▸ The tasks
A. In the ginger chicken and rice recipe, rewrite the passage from "Description" to "need to peel)", changing "chicken thighs" to "pork shoulder".
B. According to the ginger chicken and rice recipe, what dish inspired it?

▸ Document text
Description
This one-pot ginger chicken and rice recipe offers a delicious, aromatic dish inspired by Hong Kong claypot rice. Featuring tender chicken thighs, a mix of flavorful Asian mushrooms, and fragrant ginger, this meal is steamed to perfection with chicken stock and finished with a flavorful sweet soy and fish sauce drizzle. Perfect for an easy yet impressive main course, it combines savory and slightly sweet flavors with a comforting texture.
Ingredients
Chicken and Rice
- 4 tbsp oil
- 500g / 1 lb chicken thighs, boneless, skinless, cut into small bite-size pieces
- 1 1/2 cups long grain rice, NOT rinsed
- 2 cups low sodium chicken stock
- 4 green onion stems, white part finely sliced, green flopped part cut into 5cm / 2″ lengths
- 1 1/2 tbsp grated ginger
- 2 large garlic cloves, finely minced
- 4 – 5 slices ginger (~5mm / 0.2″ thick, no need to peel)

▸ Given entries
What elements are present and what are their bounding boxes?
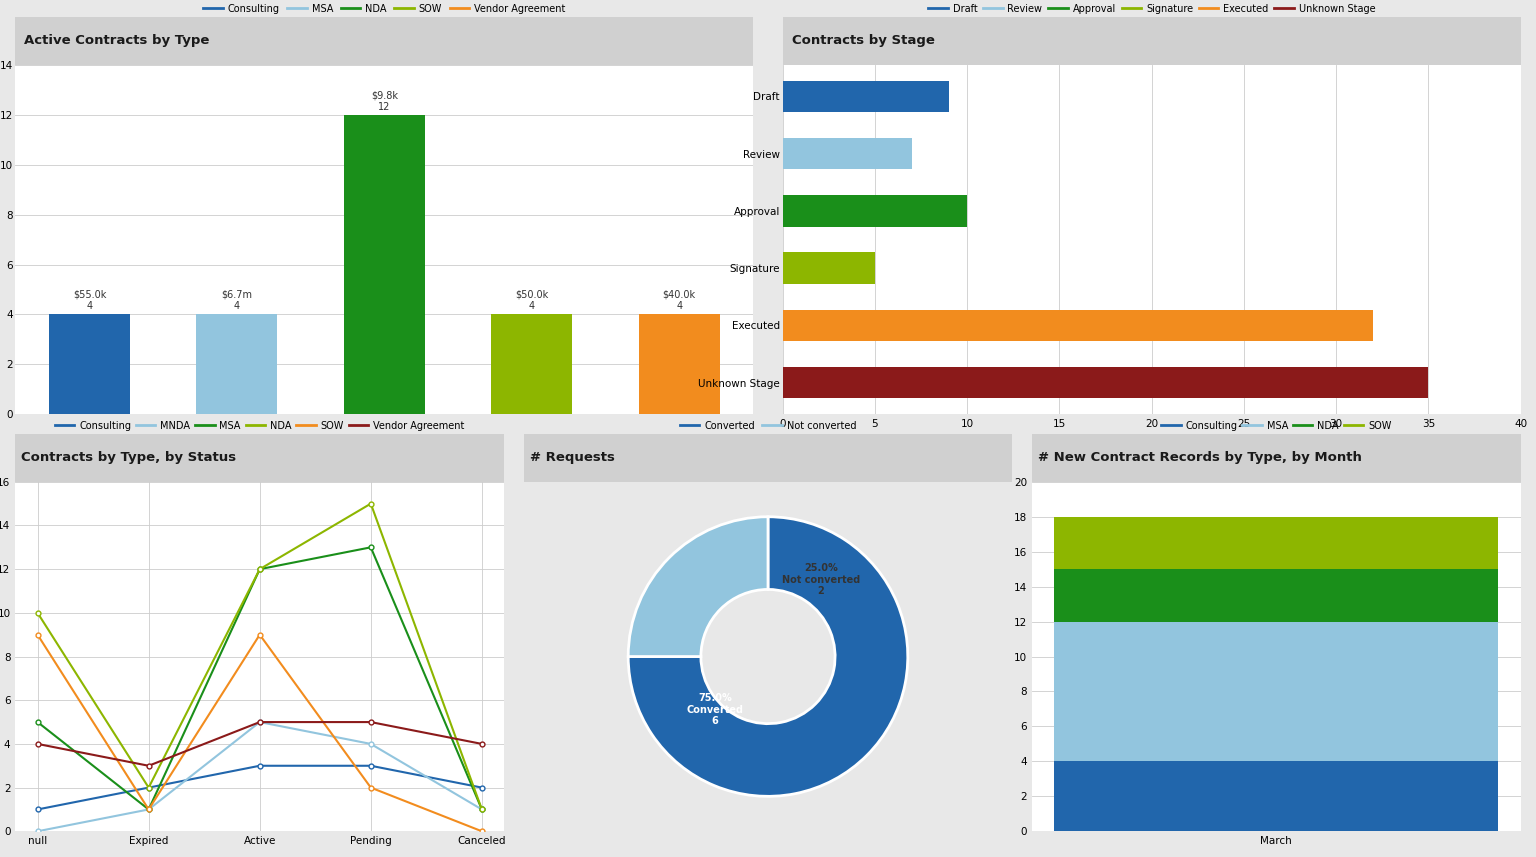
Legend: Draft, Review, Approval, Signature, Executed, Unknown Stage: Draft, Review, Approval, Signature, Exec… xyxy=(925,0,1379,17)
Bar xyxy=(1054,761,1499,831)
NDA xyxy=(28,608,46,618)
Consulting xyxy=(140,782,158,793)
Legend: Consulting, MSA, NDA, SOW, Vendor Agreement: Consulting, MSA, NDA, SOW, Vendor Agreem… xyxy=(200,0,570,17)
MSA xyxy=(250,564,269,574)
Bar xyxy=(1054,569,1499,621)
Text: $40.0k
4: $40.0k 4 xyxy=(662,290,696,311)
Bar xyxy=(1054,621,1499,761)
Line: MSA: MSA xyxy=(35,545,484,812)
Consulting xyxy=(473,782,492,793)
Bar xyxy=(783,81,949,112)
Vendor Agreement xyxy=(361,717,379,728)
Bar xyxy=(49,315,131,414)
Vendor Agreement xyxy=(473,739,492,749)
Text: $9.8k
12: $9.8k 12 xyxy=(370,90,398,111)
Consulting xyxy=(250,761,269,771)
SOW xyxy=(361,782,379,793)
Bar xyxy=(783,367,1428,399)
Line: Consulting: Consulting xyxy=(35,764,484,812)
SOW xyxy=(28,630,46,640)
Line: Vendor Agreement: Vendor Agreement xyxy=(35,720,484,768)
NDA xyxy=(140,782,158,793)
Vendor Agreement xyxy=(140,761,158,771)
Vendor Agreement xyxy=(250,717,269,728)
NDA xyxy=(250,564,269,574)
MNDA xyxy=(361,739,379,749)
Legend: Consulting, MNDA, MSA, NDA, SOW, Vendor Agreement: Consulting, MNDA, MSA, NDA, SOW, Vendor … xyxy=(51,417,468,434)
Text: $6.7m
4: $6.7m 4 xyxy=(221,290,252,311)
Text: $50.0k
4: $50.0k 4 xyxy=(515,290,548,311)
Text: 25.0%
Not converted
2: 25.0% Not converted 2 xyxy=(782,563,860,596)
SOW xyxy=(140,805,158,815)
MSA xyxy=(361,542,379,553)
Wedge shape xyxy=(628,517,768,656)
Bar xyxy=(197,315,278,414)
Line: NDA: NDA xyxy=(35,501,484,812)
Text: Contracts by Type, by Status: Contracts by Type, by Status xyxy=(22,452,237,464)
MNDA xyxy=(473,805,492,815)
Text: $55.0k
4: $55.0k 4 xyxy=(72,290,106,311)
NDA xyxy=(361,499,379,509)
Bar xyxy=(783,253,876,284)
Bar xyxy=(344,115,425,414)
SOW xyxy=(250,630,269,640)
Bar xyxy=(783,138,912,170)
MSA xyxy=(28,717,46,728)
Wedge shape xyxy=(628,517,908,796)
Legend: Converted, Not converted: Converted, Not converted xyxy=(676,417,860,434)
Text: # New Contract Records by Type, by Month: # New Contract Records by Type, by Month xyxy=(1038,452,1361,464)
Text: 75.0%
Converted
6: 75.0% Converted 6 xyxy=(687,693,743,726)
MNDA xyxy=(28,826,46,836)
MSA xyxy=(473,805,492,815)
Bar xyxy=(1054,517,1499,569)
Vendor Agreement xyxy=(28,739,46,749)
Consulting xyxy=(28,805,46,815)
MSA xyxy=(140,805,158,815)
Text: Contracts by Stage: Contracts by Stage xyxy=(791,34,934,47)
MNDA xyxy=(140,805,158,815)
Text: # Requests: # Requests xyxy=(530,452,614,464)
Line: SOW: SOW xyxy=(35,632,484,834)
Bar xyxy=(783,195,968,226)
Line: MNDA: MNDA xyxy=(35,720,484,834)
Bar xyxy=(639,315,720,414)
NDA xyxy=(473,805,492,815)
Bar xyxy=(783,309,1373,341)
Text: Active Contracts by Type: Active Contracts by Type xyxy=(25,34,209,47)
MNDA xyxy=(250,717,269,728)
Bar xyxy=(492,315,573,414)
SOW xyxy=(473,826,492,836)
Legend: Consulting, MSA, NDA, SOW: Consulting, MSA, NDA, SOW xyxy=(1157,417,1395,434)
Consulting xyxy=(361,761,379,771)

...

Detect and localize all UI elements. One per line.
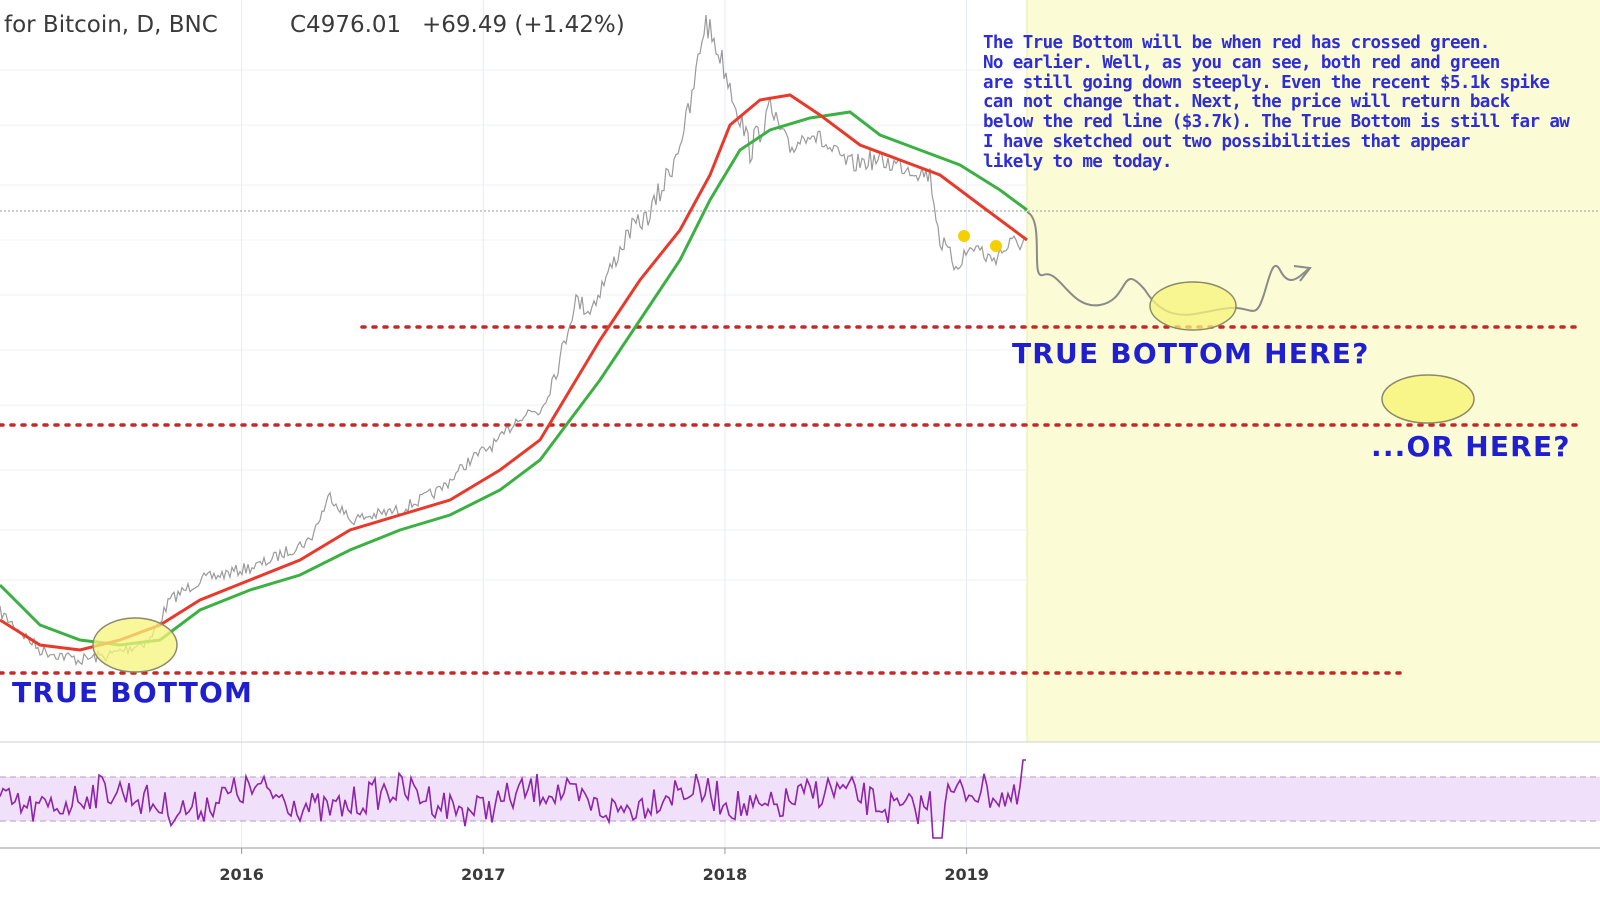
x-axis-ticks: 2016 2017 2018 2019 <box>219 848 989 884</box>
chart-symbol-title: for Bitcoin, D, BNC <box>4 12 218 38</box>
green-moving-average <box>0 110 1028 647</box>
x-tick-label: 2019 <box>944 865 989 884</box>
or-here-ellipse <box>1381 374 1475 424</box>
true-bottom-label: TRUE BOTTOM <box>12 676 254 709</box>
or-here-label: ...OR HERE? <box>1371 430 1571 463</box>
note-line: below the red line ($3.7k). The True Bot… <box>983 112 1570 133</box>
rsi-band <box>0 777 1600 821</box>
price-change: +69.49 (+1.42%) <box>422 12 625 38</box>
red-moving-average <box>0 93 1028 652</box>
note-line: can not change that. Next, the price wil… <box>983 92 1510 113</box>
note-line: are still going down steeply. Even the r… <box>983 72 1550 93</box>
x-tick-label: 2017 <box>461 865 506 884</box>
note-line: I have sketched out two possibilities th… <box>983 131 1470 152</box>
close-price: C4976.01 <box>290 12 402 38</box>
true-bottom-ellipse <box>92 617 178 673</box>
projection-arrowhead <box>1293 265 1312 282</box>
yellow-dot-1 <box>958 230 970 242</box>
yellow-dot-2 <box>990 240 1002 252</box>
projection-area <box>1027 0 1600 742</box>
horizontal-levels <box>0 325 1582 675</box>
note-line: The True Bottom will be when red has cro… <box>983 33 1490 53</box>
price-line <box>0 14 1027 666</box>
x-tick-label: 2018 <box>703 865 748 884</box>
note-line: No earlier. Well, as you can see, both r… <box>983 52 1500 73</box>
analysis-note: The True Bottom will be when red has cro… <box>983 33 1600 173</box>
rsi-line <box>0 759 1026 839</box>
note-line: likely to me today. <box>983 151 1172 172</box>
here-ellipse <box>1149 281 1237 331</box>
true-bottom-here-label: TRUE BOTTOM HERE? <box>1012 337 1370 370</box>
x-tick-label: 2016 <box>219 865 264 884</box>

▸ Exercise answers
A.
Description
This one-pot ginger chicken and rice recipe offers a delicious, aromatic dish inspired by Hong Kong claypot rice. Featuring tender pork shoulder, a mix of flavorful Asian mushrooms, and fragrant ginger, this meal is steamed to perfection with chicken stock and finished with a flavorful sweet soy and fish sauce drizzle. Perfect for an easy yet impressive main course, it combines savory and slightly sweet flavors with a comforting texture.
Ingredients
Chicken and Rice
- 4 tbsp oil
- 500g / 1 lb pork shoulder, boneless, skinless, cut into small bite-size pieces
- 1 1/2 cups long grain rice, NOT rinsed
- 2 cups low sodium chicken stock
- 4 green onion stems, white part finely sliced, green flopped part cut into 5cm / 2″ lengths
- 1 1/2 tbsp grated ginger
- 2 large garlic cloves, finely minced
- 4 – 5 slices ginger (~5mm / 0.2″ thick, no need to peel)

B. Hong Kong claypot rice